> YOUR OBJECTIVE: Looking at the data below, report how many lines contain "ischemisk", with no other words.

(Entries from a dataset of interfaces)
+--
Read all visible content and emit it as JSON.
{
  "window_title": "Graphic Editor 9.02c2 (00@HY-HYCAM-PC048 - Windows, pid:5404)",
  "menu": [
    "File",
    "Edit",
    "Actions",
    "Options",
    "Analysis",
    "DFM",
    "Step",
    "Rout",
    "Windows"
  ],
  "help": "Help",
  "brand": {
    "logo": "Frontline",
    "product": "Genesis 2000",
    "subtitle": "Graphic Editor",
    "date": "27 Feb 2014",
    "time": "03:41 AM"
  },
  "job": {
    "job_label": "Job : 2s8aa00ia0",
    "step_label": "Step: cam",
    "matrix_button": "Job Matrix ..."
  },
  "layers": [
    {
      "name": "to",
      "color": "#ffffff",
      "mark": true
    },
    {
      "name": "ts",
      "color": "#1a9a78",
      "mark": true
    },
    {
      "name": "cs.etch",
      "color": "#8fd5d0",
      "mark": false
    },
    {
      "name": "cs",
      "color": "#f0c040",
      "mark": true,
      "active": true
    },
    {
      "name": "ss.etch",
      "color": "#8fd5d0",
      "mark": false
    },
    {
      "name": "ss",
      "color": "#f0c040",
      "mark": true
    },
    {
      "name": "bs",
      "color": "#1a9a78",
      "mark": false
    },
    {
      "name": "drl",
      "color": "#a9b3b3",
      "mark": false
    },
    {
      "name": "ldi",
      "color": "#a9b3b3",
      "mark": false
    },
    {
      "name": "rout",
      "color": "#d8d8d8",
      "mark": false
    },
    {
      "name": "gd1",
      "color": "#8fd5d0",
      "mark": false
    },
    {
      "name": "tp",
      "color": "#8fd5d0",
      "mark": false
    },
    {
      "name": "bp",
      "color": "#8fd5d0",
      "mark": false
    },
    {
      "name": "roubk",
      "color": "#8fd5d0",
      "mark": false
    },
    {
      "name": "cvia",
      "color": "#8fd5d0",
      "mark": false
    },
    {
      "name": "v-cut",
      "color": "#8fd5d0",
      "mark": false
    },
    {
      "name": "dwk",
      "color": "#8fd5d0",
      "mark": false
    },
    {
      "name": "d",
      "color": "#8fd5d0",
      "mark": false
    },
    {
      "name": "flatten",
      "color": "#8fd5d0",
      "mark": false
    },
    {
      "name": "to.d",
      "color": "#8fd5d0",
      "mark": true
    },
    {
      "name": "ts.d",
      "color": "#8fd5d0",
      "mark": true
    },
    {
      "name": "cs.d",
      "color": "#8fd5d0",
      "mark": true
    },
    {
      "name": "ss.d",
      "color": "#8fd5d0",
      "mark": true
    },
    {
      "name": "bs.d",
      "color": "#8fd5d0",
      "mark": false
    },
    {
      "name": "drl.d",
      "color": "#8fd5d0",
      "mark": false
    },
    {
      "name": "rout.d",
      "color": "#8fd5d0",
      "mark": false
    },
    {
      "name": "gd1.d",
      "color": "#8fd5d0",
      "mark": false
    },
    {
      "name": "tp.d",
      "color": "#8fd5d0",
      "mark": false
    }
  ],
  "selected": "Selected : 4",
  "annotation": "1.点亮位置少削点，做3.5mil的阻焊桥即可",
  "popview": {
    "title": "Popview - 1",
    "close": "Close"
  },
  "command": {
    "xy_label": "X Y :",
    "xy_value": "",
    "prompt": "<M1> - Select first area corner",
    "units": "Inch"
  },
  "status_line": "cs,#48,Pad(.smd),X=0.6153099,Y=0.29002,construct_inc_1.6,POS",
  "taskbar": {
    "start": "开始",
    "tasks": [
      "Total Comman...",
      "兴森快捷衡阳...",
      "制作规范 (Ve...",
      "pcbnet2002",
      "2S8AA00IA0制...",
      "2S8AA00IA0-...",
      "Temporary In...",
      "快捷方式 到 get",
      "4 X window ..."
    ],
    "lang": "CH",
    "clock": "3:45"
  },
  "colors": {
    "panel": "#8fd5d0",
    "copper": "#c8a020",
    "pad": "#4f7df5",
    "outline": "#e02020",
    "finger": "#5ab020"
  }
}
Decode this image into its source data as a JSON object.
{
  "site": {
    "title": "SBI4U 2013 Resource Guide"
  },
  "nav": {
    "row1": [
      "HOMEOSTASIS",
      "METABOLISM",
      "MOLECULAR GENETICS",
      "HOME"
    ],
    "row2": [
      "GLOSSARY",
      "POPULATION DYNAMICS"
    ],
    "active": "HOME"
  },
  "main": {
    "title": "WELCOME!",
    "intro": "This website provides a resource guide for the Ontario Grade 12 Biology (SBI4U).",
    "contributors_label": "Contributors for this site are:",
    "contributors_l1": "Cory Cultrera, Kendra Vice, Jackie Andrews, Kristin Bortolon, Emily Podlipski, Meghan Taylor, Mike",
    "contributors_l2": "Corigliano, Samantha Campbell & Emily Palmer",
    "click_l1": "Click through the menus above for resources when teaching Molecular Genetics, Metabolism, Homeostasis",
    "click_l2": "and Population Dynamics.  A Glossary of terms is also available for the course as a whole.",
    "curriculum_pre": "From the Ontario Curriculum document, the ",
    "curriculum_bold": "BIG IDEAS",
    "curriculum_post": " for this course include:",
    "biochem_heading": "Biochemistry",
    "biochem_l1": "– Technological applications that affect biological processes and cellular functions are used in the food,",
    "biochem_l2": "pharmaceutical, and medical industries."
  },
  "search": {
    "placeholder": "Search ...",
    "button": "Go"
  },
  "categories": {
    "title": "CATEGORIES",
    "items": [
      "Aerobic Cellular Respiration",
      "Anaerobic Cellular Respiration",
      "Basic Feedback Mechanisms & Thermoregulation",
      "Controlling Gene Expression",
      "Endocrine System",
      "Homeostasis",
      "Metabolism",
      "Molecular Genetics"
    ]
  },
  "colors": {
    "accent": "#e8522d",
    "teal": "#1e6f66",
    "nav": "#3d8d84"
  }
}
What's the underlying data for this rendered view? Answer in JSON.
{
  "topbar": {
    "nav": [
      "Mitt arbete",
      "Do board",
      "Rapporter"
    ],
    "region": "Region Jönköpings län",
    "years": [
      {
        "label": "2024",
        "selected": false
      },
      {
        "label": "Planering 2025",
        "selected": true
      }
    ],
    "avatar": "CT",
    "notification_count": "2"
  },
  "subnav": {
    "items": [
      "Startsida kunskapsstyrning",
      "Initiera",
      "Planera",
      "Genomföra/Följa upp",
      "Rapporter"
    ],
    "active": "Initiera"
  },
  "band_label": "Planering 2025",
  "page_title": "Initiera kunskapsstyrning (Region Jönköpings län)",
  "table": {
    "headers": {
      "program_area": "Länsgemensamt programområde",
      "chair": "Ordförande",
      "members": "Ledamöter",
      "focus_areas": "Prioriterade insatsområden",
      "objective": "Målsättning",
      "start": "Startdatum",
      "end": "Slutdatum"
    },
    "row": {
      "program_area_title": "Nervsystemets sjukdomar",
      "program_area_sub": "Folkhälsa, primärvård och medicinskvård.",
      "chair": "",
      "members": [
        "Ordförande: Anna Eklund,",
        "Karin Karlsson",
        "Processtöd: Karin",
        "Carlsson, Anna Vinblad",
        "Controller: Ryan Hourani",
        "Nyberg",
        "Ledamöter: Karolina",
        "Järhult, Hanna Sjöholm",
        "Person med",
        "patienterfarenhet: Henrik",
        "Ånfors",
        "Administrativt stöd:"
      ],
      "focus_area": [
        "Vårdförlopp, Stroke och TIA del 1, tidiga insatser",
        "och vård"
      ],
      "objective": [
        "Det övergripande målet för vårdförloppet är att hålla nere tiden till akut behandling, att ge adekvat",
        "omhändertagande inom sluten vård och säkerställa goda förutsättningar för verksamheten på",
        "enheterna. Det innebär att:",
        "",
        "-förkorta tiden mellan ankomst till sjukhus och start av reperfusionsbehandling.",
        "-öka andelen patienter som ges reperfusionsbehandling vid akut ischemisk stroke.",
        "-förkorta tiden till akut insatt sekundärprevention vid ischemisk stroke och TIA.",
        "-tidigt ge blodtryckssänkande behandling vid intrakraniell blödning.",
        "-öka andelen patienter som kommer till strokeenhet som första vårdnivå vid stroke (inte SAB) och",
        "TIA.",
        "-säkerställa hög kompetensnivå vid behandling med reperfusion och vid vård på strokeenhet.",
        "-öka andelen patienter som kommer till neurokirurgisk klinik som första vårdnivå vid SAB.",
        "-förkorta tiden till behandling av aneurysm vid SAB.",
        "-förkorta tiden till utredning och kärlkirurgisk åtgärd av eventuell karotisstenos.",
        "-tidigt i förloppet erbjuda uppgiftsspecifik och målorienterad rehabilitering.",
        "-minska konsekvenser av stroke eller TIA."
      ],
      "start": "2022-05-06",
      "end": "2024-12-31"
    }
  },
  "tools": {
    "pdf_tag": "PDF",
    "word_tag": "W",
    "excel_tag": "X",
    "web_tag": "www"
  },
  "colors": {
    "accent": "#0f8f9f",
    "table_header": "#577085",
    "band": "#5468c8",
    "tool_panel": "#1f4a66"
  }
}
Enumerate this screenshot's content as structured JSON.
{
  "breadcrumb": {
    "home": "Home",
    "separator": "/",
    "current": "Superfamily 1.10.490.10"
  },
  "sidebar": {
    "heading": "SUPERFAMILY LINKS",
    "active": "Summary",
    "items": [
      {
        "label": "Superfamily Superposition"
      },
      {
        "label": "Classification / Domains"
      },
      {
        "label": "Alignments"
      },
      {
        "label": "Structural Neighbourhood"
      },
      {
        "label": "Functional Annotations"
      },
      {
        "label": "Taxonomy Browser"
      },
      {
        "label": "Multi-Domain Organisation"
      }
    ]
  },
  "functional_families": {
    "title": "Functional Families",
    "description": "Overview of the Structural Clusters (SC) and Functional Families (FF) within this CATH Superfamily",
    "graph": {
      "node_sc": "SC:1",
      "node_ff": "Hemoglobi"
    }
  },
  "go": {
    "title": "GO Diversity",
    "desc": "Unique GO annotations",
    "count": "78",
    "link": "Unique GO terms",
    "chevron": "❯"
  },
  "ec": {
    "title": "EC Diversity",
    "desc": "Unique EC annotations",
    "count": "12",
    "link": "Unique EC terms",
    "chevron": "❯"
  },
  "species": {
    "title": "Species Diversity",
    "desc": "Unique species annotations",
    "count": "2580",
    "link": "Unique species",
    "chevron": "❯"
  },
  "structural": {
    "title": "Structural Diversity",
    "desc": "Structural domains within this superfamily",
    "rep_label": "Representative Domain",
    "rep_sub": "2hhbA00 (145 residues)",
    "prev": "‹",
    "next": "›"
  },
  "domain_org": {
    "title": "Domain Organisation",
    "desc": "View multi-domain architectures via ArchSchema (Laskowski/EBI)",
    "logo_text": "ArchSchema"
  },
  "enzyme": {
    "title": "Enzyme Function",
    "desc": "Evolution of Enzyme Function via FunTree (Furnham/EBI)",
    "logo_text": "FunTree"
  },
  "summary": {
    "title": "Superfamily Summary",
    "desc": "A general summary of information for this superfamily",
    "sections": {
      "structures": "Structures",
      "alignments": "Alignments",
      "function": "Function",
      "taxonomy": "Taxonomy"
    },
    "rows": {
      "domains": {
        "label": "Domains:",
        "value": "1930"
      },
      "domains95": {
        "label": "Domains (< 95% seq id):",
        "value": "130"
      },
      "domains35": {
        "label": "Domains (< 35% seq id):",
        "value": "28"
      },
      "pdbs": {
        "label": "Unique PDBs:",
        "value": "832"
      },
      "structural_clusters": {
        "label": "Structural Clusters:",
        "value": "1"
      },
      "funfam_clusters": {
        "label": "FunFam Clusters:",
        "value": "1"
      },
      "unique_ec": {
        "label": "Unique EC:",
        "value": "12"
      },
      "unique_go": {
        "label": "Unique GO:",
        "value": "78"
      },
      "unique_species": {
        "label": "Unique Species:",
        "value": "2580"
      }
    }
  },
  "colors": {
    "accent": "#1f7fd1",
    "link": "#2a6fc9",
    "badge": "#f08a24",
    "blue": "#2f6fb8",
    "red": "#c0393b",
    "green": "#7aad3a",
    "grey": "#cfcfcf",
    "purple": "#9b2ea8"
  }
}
+--
> EXERCISE RESULT: 2